Task details → Print the data exactly as it is given, please.

*** Available data

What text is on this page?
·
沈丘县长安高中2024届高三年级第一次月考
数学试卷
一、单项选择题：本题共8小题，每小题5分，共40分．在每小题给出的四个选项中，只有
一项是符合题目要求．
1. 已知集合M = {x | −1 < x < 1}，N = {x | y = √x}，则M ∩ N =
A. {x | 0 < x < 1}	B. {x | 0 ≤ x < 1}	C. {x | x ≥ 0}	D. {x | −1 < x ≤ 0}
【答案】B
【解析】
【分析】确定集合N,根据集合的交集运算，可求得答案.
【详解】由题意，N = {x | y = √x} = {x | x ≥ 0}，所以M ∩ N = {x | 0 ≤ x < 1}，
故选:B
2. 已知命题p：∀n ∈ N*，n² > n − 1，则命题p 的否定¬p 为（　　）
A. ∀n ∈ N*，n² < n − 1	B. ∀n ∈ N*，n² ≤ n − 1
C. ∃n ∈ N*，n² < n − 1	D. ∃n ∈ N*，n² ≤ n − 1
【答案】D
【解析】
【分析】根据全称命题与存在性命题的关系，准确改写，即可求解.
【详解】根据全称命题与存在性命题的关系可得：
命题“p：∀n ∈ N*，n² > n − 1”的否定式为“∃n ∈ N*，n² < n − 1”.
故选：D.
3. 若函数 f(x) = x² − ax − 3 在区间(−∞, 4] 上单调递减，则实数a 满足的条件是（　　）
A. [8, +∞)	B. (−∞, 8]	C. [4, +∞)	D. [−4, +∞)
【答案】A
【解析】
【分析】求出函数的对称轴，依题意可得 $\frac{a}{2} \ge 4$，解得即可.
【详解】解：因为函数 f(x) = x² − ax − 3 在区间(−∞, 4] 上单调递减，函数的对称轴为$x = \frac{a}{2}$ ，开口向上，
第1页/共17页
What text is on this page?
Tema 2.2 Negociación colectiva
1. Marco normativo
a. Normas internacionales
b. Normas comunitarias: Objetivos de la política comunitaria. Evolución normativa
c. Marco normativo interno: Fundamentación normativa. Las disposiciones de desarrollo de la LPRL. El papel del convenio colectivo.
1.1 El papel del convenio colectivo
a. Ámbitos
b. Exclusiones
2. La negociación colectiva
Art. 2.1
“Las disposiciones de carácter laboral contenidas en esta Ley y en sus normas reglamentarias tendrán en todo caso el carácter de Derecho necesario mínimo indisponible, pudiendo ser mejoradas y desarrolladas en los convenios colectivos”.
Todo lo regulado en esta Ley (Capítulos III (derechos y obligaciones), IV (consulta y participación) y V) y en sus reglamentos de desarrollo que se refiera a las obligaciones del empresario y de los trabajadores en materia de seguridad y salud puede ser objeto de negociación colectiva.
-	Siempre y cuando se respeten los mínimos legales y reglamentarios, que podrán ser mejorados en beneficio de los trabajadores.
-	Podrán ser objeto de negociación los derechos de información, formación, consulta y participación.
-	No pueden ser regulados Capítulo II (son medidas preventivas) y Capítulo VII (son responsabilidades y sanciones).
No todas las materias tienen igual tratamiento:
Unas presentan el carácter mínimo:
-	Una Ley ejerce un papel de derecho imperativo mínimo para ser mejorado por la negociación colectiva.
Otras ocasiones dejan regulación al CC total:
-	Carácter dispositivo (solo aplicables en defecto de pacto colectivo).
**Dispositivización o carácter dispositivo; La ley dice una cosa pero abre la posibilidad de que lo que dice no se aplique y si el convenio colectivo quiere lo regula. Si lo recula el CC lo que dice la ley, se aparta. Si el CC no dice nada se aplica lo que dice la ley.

******

Solution for this exercise →
What text is on this page?
·
沈丘县长安高中2024届高三年级第一次月考
数学试卷
一、单项选择题：本题共8小题，每小题5分，共40分．在每小题给出的四个选项中，只有
一项是符合题目要求．
1. 已知集合M = {x | −1 < x < 1}，N = {x | y = √x}，则M ∩ N =
A. {x | 0 < x < 1}	B. {x | 0 ≤ x < 1}	C. {x | x ≥ 0}	D. {x | −1 < x ≤ 0}
【答案】B
【解析】
【分析】确定集合N,根据集合的交集运算，可求得答案.
【详解】由题意，N = {x | y = √x} = {x | x ≥ 0}，所以M ∩ N = {x | 0 ≤ x < 1}，
故选:B
2. 已知命题p：∀n ∈ N*，n² > n − 1，则命题p 的否定¬p 为（　　）
A. ∀n ∈ N*，n² < n − 1	B. ∀n ∈ N*，n² ≤ n − 1
C. ∃n ∈ N*，n² < n − 1	D. ∃n ∈ N*，n² ≤ n − 1
【答案】D
【解析】
【分析】根据全称命题与存在性命题的关系，准确改写，即可求解.
【详解】根据全称命题与存在性命题的关系可得：
命题“p：∀n ∈ N*，n² > n − 1”的否定式为“∃n ∈ N*，n² < n − 1”.
故选：D.
3. 若函数 f(x) = x² − ax − 3 在区间(−∞, 4] 上单调递减，则实数a 满足的条件是（　　）
A. [8, +∞)	B. (−∞, 8]	C. [4, +∞)	D. [−4, +∞)
【答案】A
【解析】
【分析】求出函数的对称轴，依题意可得 $\frac{a}{2} \ge 4$，解得即可.
【详解】解：因为函数 f(x) = x² − ax − 3 在区间(−∞, 4] 上单调递减，函数的对称轴为$x = \frac{a}{2}$ ，开口向上，
第1页/共17页
What text is on this page?
Tema 2.2 Negociación colectiva
1. Marco normativo
a. Normas internacionales
b. Normas comunitarias: Objetivos de la política comunitaria. Evolución normativa
c. Marco normativo interno: Fundamentación normativa. Las disposiciones de desarrollo de la LPRL. El papel del convenio colectivo.
1.1 El papel del convenio colectivo
a. Ámbitos
b. Exclusiones
2. La negociación colectiva
Art. 2.1
“Las disposiciones de carácter laboral contenidas en esta Ley y en sus normas reglamentarias tendrán en todo caso el carácter de Derecho necesario mínimo indisponible, pudiendo ser mejoradas y desarrolladas en los convenios colectivos”.
Todo lo regulado en esta Ley (Capítulos III (derechos y obligaciones), IV (consulta y participación) y V) y en sus reglamentos de desarrollo que se refiera a las obligaciones del empresario y de los trabajadores en materia de seguridad y salud puede ser objeto de negociación colectiva.
-	Siempre y cuando se respeten los mínimos legales y reglamentarios, que podrán ser mejorados en beneficio de los trabajadores.
-	Podrán ser objeto de negociación los derechos de información, formación, consulta y participación.
-	No pueden ser regulados Capítulo II (son medidas preventivas) y Capítulo VII (son responsabilidades y sanciones).
No todas las materias tienen igual tratamiento:
Unas presentan el carácter mínimo:
-	Una Ley ejerce un papel de derecho imperativo mínimo para ser mejorado por la negociación colectiva.
Otras ocasiones dejan regulación al CC total:
-	Carácter dispositivo (solo aplicables en defecto de pacto colectivo).
**Dispositivización o carácter dispositivo; La ley dice una cosa pero abre la posibilidad de que lo que dice no se aplique y si el convenio colectivo quiere lo regula. Si lo recula el CC lo que dice la ley, se aparta. Si el CC no dice nada se aplica lo que dice la ley.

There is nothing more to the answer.